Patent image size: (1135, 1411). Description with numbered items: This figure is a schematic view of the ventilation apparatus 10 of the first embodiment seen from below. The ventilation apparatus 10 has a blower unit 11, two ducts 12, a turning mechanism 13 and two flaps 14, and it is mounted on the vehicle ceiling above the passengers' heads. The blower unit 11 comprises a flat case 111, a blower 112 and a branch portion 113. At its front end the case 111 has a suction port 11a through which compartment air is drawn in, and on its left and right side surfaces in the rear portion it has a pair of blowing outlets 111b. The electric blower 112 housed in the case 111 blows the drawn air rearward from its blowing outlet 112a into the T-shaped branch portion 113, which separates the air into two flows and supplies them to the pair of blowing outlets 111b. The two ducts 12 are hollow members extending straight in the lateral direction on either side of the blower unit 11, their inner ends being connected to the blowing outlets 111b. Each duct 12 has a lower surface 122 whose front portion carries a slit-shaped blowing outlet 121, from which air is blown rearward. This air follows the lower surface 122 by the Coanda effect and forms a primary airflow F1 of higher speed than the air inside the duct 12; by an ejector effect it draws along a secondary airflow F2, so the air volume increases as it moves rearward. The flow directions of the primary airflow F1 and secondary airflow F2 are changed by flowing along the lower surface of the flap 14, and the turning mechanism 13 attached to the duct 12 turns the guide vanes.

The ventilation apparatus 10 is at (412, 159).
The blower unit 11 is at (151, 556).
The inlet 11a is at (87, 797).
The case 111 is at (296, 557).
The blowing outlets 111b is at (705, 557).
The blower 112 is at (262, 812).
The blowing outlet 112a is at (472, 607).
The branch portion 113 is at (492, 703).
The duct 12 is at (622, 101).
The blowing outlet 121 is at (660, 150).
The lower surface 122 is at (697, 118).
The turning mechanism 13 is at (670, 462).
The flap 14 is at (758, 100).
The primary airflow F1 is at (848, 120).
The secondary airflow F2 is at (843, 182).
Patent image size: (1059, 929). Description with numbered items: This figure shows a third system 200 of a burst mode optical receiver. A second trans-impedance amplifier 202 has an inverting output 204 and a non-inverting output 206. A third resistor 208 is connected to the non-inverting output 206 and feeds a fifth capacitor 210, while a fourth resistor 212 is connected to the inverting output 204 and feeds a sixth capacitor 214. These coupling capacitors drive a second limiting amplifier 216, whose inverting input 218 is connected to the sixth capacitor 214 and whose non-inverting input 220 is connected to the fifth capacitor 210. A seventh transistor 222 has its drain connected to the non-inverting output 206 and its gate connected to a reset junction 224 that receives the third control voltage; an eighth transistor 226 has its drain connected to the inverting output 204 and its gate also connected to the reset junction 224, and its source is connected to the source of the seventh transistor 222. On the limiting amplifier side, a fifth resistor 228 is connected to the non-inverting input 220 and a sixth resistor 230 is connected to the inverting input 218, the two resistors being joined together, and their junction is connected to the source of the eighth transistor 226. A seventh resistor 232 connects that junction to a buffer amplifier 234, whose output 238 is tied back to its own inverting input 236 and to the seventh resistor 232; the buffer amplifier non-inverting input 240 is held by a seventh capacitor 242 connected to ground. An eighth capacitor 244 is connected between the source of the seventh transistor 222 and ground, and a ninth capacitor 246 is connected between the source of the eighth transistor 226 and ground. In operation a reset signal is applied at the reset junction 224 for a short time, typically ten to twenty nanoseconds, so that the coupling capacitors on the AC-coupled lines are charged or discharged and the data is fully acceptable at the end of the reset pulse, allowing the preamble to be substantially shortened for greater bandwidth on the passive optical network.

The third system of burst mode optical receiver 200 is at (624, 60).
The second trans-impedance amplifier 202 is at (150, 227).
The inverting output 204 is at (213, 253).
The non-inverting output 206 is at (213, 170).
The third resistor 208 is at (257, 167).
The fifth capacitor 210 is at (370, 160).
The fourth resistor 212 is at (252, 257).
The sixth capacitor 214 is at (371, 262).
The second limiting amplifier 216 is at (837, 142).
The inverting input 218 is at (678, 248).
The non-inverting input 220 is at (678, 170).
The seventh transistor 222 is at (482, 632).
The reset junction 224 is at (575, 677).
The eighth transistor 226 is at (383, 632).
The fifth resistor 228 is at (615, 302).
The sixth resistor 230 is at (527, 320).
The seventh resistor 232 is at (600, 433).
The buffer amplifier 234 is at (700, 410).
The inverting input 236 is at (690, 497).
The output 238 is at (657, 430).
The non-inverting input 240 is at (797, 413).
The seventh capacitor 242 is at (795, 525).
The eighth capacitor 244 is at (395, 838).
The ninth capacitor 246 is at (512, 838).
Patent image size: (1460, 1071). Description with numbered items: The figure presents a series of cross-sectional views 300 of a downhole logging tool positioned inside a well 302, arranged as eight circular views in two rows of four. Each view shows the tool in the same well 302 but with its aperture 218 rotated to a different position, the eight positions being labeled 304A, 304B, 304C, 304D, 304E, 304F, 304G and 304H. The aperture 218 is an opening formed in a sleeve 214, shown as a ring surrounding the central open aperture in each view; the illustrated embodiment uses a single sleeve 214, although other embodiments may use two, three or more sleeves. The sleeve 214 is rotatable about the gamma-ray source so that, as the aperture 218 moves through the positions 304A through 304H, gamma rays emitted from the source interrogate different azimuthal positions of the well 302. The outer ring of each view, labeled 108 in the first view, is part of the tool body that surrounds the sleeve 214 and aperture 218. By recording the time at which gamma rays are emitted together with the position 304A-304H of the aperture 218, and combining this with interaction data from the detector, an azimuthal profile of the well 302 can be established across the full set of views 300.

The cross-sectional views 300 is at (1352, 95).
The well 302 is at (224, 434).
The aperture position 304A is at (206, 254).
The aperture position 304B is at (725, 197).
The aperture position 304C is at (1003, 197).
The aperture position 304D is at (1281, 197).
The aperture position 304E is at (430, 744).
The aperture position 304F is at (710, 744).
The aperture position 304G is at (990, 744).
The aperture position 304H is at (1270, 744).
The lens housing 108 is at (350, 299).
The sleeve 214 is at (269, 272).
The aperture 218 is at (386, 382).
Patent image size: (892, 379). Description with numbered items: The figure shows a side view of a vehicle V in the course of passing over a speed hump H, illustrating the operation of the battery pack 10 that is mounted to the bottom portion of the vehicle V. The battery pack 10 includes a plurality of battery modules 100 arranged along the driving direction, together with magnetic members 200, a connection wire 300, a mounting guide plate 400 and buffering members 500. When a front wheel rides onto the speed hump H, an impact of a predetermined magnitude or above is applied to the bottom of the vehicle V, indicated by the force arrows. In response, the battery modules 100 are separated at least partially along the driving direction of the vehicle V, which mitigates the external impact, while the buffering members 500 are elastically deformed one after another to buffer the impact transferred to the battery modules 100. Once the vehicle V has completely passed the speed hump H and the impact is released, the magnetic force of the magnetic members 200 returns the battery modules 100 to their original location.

_____

[What you are asked to do]: Collect each line of the records that contains the string "turning", treating uppercase and lowercase as different.

[Result for this exercise]:
Patent image size: (1135, 1411). Description with numbered items: This figure is a schematic view of the ventilation apparatus 10 of the first embodiment seen from below. The ventilation apparatus 10 has a blower unit 11, two ducts 12, a turning mechanism 13 and two flaps 14, and it is mounted on the vehicle ceiling above the passengers' heads. The blower unit 11 comprises a flat case 111, a blower 112 and a branch portion 113. At its front end the case 111 has a suction port 11a through which compartment air is drawn in, and on its left and right side surfaces in the rear portion it has a pair of blowing outlets 111b. The electric blower 112 housed in the case 111 blows the drawn air rearward from its blowing outlet 112a into the T-shaped branch portion 113, which separates the air into two flows and supplies them to the pair of blowing outlets 111b. The two ducts 12 are hollow members extending straight in the lateral direction on either side of the blower unit 11, their inner ends being connected to the blowing outlets 111b. Each duct 12 has a lower surface 122 whose front portion carries a slit-shaped blowing outlet 121, from which air is blown rearward. This air follows the lower surface 122 by the Coanda effect and forms a primary airflow F1 of higher speed than the air inside the duct 12; by an ejector effect it draws along a secondary airflow F2, so the air volume increases as it moves rearward. The flow directions of the primary airflow F1 and secondary airflow F2 are changed by flowing along the lower surface of the flap 14, and the turning mechanism 13 attached to the duct 12 turns the guide vanes.
The turning mechanism 13 is at (670, 462).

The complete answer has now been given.